▶ Objective
Look through the lines below and extract any with the word "JSON".

▶ Records for this task
####################

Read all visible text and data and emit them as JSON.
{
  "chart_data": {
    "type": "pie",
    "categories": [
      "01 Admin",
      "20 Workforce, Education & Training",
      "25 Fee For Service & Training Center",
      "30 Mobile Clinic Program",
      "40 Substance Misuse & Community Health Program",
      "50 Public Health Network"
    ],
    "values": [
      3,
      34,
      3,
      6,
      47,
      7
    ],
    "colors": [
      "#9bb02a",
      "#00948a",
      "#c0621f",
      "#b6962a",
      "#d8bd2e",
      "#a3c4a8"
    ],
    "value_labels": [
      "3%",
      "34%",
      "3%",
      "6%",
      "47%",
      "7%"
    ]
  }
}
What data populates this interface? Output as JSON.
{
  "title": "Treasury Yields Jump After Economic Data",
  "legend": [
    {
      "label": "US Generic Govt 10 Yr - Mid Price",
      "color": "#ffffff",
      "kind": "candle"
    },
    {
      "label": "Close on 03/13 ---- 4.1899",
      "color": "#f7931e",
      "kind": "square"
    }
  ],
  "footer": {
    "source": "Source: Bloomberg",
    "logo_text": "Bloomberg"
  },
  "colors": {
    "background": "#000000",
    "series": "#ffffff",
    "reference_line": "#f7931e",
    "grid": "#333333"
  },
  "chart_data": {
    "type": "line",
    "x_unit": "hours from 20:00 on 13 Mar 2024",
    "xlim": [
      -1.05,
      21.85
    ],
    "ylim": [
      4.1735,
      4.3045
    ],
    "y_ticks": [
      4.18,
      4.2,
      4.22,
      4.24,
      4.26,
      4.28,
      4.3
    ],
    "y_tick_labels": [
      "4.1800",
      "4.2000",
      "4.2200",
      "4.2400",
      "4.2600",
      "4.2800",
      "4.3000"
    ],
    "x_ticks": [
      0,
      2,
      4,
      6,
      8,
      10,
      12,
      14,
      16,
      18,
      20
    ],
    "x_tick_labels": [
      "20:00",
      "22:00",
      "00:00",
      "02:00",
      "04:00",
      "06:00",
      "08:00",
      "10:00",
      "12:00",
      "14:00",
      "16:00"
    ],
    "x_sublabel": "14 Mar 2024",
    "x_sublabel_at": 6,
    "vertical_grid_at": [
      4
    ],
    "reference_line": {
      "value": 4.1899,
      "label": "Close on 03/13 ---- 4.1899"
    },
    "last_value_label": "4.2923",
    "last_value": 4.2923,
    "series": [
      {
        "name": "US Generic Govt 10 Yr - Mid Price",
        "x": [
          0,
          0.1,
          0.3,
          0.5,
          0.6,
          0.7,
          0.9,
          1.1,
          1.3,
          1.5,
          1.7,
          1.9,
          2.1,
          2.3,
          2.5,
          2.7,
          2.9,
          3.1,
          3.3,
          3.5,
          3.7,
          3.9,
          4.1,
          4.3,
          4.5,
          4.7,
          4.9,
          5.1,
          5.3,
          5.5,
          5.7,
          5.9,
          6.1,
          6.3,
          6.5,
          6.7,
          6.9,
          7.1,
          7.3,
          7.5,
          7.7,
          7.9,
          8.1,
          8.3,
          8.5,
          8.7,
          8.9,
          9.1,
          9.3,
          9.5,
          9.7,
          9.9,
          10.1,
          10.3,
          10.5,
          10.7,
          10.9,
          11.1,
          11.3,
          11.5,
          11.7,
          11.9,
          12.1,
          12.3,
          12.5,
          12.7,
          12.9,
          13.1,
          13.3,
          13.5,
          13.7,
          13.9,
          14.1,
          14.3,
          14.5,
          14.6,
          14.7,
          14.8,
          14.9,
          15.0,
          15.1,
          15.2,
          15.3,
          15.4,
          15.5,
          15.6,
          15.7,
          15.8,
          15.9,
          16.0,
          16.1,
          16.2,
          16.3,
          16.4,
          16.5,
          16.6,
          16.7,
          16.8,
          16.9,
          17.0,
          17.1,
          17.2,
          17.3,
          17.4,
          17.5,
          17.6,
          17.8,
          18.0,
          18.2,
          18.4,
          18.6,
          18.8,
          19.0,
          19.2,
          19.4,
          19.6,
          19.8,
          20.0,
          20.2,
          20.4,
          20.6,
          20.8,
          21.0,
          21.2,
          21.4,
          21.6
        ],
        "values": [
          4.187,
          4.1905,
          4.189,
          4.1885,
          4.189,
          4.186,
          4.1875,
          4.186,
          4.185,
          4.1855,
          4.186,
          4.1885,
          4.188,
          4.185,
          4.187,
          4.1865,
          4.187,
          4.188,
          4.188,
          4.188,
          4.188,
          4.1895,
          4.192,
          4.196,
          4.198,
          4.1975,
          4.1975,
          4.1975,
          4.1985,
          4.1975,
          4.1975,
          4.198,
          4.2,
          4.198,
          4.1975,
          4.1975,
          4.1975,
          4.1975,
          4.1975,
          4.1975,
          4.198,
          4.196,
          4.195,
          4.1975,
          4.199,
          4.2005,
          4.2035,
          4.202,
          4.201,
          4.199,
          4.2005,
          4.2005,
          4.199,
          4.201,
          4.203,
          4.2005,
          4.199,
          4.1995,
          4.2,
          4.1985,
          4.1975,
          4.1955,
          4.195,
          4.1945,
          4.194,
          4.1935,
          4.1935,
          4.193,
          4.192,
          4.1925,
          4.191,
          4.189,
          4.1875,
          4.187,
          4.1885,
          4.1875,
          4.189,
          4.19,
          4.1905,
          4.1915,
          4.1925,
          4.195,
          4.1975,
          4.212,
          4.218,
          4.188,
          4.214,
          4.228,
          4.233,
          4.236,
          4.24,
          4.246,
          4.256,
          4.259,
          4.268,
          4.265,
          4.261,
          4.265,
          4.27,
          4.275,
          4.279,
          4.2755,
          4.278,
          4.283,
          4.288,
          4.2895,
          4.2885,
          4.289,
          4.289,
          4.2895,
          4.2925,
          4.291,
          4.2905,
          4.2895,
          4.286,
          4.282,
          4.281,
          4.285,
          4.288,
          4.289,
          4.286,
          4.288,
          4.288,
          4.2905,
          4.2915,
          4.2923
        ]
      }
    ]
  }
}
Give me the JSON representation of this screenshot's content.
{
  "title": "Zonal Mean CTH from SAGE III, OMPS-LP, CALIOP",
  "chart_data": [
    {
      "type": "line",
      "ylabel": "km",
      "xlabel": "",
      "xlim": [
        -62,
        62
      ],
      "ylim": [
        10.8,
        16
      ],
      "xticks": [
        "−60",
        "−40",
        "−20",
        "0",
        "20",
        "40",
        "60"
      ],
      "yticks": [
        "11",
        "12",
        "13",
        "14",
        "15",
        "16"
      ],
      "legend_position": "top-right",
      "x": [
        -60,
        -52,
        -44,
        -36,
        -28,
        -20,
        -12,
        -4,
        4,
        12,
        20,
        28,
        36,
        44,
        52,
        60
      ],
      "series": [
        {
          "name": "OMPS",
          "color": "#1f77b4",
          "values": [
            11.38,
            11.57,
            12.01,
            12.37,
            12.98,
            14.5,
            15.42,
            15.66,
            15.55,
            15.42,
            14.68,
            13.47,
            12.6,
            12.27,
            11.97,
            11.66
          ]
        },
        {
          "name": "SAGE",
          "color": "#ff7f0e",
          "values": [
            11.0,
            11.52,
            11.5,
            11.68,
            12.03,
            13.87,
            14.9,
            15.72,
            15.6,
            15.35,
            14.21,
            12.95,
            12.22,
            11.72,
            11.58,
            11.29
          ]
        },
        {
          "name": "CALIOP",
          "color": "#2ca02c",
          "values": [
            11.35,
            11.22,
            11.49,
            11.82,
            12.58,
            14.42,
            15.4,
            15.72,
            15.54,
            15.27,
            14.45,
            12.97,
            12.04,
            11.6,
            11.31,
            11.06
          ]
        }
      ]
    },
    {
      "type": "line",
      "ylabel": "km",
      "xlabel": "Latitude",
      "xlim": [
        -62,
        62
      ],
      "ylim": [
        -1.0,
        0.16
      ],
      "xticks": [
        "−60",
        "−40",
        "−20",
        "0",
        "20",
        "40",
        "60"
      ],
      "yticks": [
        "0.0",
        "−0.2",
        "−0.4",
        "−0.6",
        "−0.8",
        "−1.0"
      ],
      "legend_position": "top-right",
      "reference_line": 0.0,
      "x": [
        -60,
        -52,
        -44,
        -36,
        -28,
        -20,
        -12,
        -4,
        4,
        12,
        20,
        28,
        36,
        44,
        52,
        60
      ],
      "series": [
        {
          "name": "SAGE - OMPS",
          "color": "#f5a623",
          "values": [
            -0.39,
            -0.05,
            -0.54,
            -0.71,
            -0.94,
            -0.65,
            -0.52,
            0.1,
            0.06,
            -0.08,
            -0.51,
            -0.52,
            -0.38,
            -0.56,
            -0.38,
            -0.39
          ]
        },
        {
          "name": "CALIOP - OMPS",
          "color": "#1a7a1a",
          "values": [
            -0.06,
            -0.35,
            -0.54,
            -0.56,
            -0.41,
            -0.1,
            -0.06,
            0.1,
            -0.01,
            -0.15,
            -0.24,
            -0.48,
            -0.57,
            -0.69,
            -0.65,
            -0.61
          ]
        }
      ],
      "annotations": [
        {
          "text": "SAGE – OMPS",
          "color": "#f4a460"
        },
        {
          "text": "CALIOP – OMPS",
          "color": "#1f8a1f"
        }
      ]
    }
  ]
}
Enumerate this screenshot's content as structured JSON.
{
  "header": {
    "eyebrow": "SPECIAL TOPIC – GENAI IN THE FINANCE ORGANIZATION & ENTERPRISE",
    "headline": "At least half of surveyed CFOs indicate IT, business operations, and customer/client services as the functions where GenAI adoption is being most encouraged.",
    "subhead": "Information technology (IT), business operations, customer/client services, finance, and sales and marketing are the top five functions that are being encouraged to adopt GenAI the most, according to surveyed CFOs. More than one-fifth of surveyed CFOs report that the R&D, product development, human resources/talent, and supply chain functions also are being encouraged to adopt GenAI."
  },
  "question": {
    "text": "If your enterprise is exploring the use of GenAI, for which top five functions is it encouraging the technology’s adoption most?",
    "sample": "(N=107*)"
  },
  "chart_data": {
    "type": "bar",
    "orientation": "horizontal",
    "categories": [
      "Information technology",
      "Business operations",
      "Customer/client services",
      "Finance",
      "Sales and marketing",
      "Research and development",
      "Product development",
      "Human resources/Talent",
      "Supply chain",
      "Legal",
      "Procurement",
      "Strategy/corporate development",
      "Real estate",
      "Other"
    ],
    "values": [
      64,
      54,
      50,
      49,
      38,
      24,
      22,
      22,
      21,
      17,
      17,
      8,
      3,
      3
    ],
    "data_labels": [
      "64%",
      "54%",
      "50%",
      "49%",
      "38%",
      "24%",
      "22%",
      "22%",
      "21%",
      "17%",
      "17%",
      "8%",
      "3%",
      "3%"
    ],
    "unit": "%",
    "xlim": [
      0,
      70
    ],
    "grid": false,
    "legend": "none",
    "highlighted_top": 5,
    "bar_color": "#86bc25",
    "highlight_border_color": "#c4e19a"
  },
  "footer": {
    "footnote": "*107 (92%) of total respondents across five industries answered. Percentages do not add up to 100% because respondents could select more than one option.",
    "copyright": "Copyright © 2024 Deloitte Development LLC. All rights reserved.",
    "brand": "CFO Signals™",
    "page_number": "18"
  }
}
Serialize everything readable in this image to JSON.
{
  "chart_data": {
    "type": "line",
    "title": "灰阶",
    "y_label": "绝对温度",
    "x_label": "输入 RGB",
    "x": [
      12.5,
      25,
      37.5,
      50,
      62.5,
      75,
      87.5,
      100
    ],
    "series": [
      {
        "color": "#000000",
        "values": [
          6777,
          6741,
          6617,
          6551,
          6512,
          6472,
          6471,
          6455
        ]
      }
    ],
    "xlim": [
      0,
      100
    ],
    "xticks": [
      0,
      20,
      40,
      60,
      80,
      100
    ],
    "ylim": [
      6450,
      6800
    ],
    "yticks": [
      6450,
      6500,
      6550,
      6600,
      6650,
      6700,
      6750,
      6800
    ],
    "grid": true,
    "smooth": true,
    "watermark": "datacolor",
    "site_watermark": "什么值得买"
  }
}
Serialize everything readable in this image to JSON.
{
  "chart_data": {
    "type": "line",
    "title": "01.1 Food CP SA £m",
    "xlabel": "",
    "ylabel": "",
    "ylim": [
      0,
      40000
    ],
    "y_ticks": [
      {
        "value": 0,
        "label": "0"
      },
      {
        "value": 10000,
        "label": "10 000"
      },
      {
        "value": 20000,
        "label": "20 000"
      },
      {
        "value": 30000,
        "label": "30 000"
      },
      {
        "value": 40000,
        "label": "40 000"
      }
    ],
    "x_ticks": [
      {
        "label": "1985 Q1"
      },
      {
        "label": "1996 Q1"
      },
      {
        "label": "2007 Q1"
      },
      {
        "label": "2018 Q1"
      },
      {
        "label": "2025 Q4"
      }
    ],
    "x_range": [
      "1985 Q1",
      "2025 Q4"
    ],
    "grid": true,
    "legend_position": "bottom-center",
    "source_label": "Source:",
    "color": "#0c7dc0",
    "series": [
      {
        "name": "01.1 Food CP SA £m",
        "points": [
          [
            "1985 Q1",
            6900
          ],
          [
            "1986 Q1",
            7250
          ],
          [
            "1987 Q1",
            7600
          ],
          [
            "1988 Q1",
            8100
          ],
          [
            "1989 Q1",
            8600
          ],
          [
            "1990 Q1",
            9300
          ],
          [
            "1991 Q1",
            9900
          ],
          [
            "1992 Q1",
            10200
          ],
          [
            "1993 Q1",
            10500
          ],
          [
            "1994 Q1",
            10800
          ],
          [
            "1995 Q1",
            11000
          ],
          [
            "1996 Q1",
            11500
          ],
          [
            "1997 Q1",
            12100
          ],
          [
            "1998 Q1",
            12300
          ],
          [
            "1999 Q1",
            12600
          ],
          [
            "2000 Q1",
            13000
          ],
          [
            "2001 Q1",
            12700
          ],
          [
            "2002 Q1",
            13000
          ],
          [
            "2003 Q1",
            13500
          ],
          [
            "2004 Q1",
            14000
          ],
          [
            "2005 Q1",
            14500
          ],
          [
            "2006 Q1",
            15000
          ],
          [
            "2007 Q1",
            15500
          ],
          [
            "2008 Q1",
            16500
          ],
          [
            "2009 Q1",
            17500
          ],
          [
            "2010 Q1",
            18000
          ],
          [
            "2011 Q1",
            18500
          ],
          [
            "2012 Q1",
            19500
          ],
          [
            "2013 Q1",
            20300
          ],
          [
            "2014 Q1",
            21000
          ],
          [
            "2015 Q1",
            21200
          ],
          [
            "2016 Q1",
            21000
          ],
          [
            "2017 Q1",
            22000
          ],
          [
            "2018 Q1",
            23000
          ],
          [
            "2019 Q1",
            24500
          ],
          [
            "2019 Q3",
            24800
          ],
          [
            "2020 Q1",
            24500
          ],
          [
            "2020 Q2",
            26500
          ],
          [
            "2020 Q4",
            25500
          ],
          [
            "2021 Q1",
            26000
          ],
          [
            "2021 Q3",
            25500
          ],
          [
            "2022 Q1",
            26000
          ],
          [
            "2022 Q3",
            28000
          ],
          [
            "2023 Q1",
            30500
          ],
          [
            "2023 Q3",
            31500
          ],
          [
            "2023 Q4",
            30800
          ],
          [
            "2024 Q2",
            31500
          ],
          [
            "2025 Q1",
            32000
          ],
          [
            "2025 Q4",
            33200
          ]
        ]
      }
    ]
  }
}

####################

▶ Exercise response
Read all visible text and data and emit them as JSON.
What data populates this interface? Output as JSON.
Give me the JSON representation of this screenshot's content.
Enumerate this screenshot's content as structured JSON.
Serialize everything readable in this image to JSON.
Serialize everything readable in this image to JSON.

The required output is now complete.